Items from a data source

--------------------------------

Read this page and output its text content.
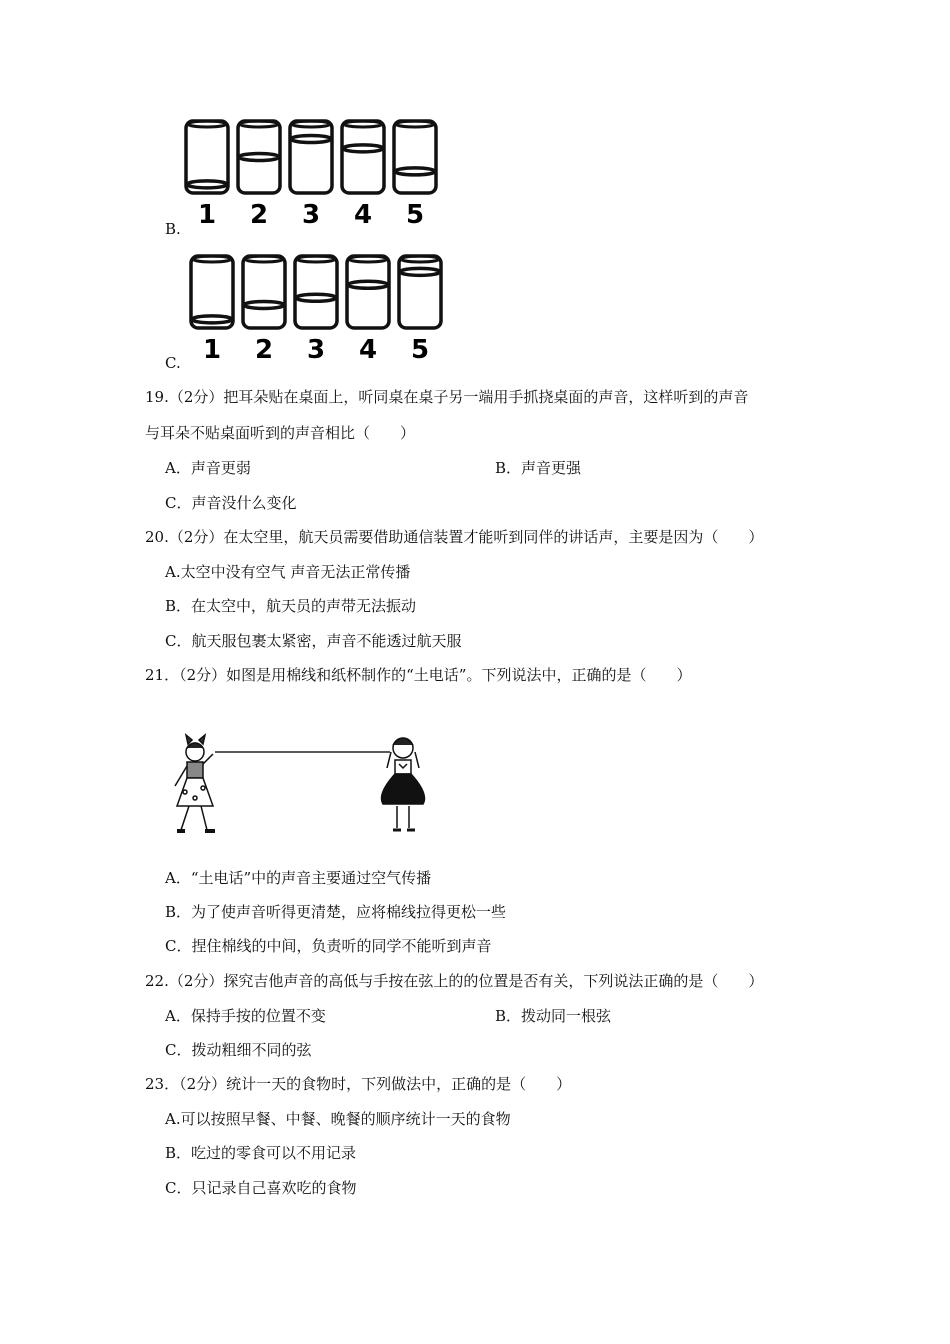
1 2 3 4 5
B.
1 2 3 4 5
C.
19.（2分）把耳朵贴在桌面上，听同桌在桌子另一端用手抓挠桌面的声音，这样听到的声音
与耳朵不贴桌面听到的声音相比（　　）
A．声音更弱	B．声音更强
C．声音没什么变化
20.（2分）在太空里，航天员需要借助通信装置才能听到同伴的讲话声，主要是因为（　　）
A.太空中没有空气 声音无法正常传播
B．在太空中，航天员的声带无法振动
C．航天服包裹太紧密，声音不能透过航天服
21．（2分）如图是用棉线和纸杯制作的“土电话”。下列说法中，正确的是（　　）
A．“土电话”中的声音主要通过空气传播
B．为了使声音听得更清楚，应将棉线拉得更松一些
C．捏住棉线的中间，负责听的同学不能听到声音
22.（2分）探究吉他声音的高低与手按在弦上的的位置是否有关，下列说法正确的是（　　）
A．保持手按的位置不变	B．拨动同一根弦
C．拨动粗细不同的弦
23．（2分）统计一天的食物时，下列做法中，正确的是（　　）
A.可以按照早餐、中餐、晚餐的顺序统计一天的食物
B．吃过的零食可以不用记录
C．只记录自己喜欢吃的食物
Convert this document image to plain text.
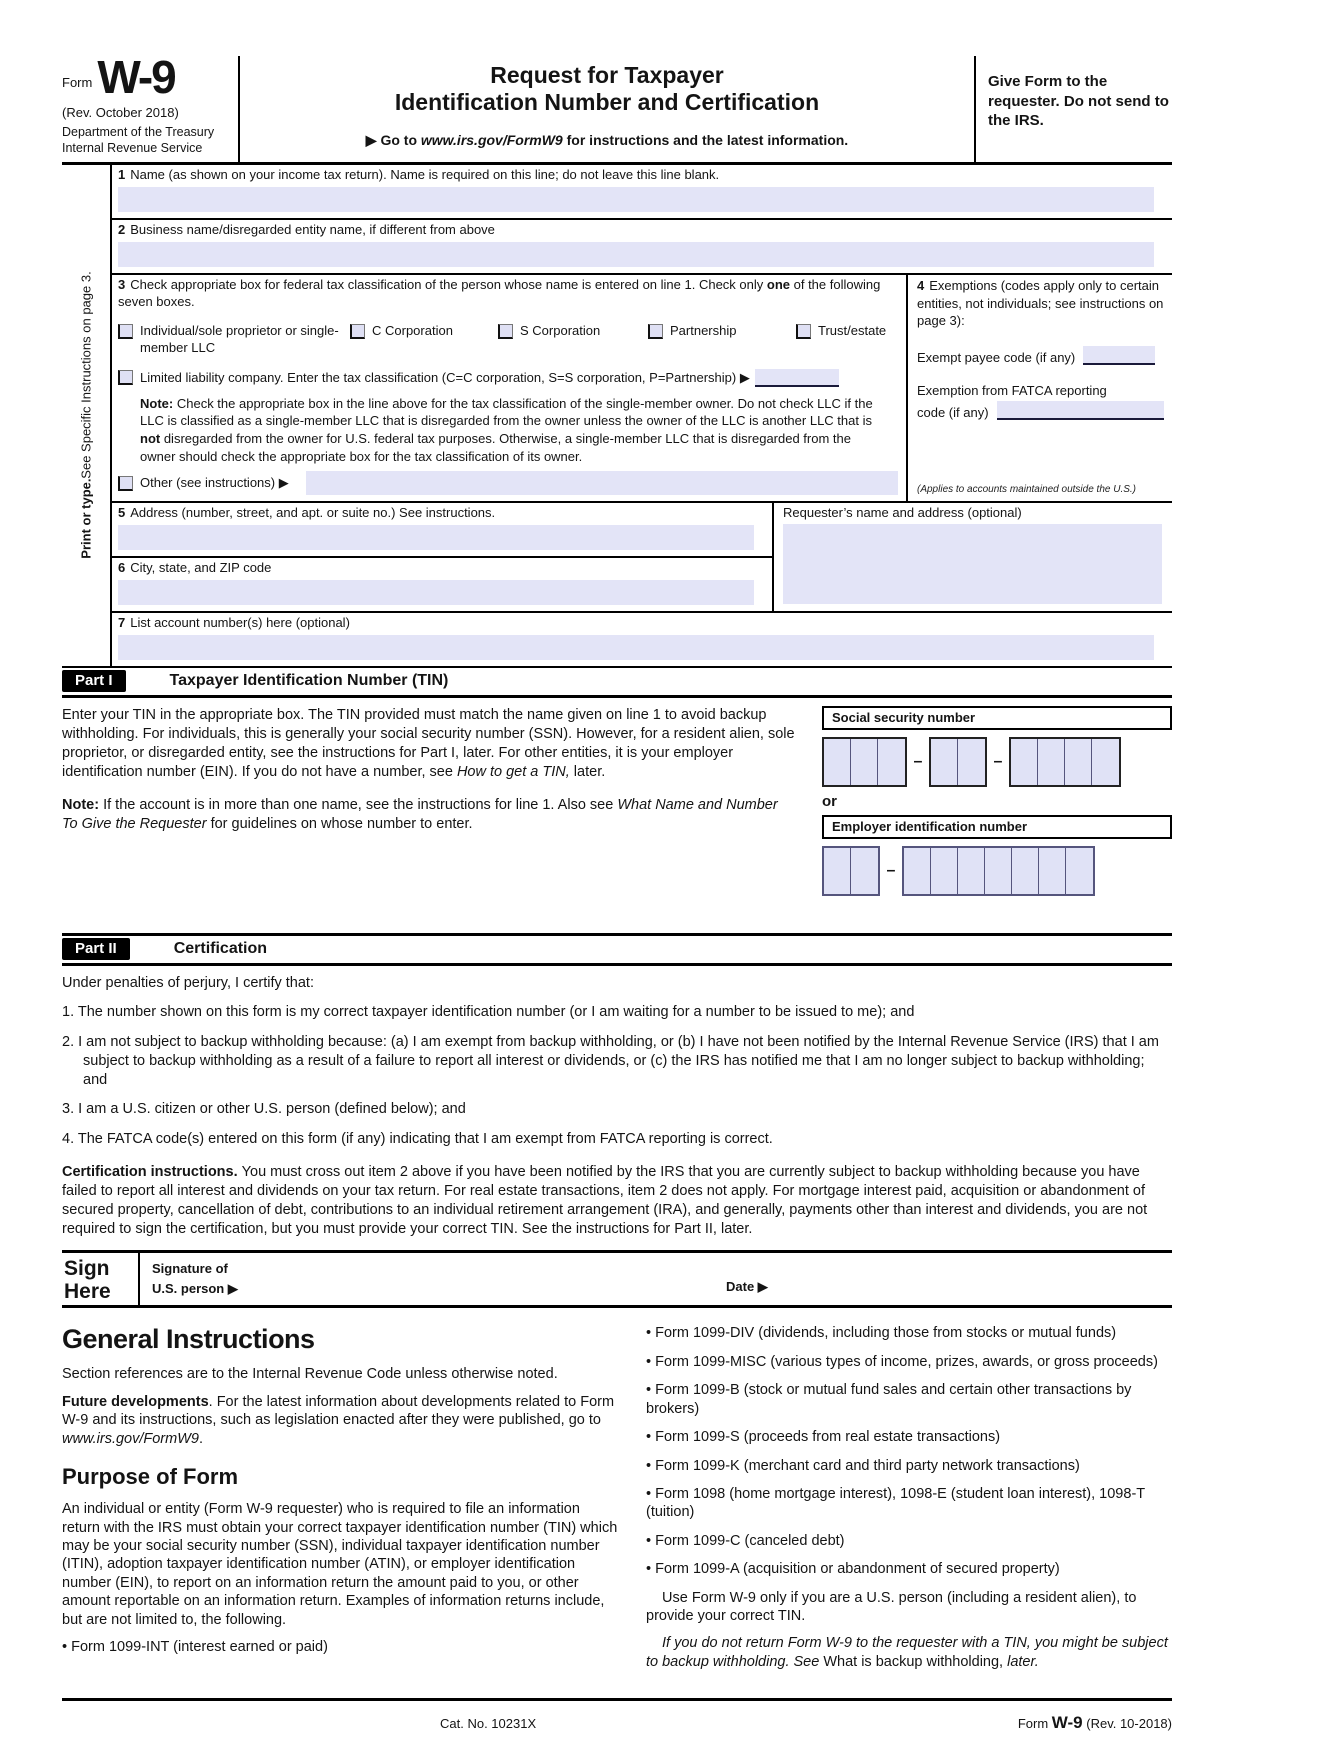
Form W-9
(Rev. October 2018)
Department of the Treasury
Internal Revenue Service
Request for Taxpayer
Identification Number and Certification
▶ Go to www.irs.gov/FormW9 for instructions and the latest information.
Give Form to the requester. Do not send to the IRS.
Print or type.
See Specific Instructions on page 3.
1 Name (as shown on your income tax return). Name is required on this line; do not leave this line blank.
2 Business name/disregarded entity name, if different from above
3 Check appropriate box for federal tax classification of the person whose name is entered on line 1. Check only one of the following seven boxes.
Individual/sole proprietor or single-member LLC
C Corporation	S Corporation	Partnership	Trust/estate
Limited liability company. Enter the tax classification (C=C corporation, S=S corporation, P=Partnership) ▶
Note: Check the appropriate box in the line above for the tax classification of the single-member owner. Do not check LLC if the LLC is classified as a single-member LLC that is disregarded from the owner unless the owner of the LLC is another LLC that is not disregarded from the owner for U.S. federal tax purposes. Otherwise, a single-member LLC that is disregarded from the owner should check the appropriate box for the tax classification of its owner.
Other (see instructions) ▶
4 Exemptions (codes apply only to certain entities, not individuals; see instructions on page 3):
Exempt payee code (if any)
Exemption from FATCA reporting
code (if any)
(Applies to accounts maintained outside the U.S.)
5 Address (number, street, and apt. or suite no.) See instructions.
6 City, state, and ZIP code
Requester’s name and address (optional)
7 List account number(s) here (optional)
Part I	Taxpayer Identification Number (TIN)

Enter your TIN in the appropriate box. The TIN provided must match the name given on line 1 to avoid backup withholding. For individuals, this is generally your social security number (SSN). However, for a resident alien, sole proprietor, or disregarded entity, see the instructions for Part I, later. For other entities, it is your employer identification number (EIN). If you do not have a number, see How to get a TIN, later.

Note: If the account is in more than one name, see the instructions for line 1. Also see What Name and Number To Give the Requester for guidelines on whose number to enter.

Social security number
–	–
or
Employer identification number
–
Part II	Certification
Under penalties of perjury, I certify that:
1. The number shown on this form is my correct taxpayer identification number (or I am waiting for a number to be issued to me); and
2. I am not subject to backup withholding because: (a) I am exempt from backup withholding, or (b) I have not been notified by the Internal Revenue Service (IRS) that I am subject to backup withholding as a result of a failure to report all interest or dividends, or (c) the IRS has notified me that I am no longer subject to backup withholding; and
3. I am a U.S. citizen or other U.S. person (defined below); and
4. The FATCA code(s) entered on this form (if any) indicating that I am exempt from FATCA reporting is correct.
Certification instructions. You must cross out item 2 above if you have been notified by the IRS that you are currently subject to backup withholding because you have failed to report all interest and dividends on your tax return. For real estate transactions, item 2 does not apply. For mortgage interest paid, acquisition or abandonment of secured property, cancellation of debt, contributions to an individual retirement arrangement (IRA), and generally, payments other than interest and dividends, you are not required to sign the certification, but you must provide your correct TIN. See the instructions for Part II, later.
Sign
Here
Signature of
U.S. person ▶	Date ▶
General Instructions

Section references are to the Internal Revenue Code unless otherwise noted.

Future developments. For the latest information about developments related to Form W-9 and its instructions, such as legislation enacted after they were published, go to www.irs.gov/FormW9.

Purpose of Form

An individual or entity (Form W-9 requester) who is required to file an information return with the IRS must obtain your correct taxpayer identification number (TIN) which may be your social security number (SSN), individual taxpayer identification number (ITIN), adoption taxpayer identification number (ATIN), or employer identification number (EIN), to report on an information return the amount paid to you, or other amount reportable on an information return. Examples of information returns include, but are not limited to, the following.

• Form 1099-INT (interest earned or paid)

• Form 1099-DIV (dividends, including those from stocks or mutual funds)

• Form 1099-MISC (various types of income, prizes, awards, or gross proceeds)

• Form 1099-B (stock or mutual fund sales and certain other transactions by brokers)

• Form 1099-S (proceeds from real estate transactions)

• Form 1099-K (merchant card and third party network transactions)

• Form 1098 (home mortgage interest), 1098-E (student loan interest), 1098-T (tuition)

• Form 1099-C (canceled debt)

• Form 1099-A (acquisition or abandonment of secured property)

Use Form W-9 only if you are a U.S. person (including a resident alien), to provide your correct TIN.

If you do not return Form W-9 to the requester with a TIN, you might be subject to backup withholding. See What is backup withholding, later.

Cat. No. 10231X	Form W-9 (Rev. 10-2018)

--------------------------------

Exercise -
State the number of lines that contain the string "entered", with no other words.

Written reply -
2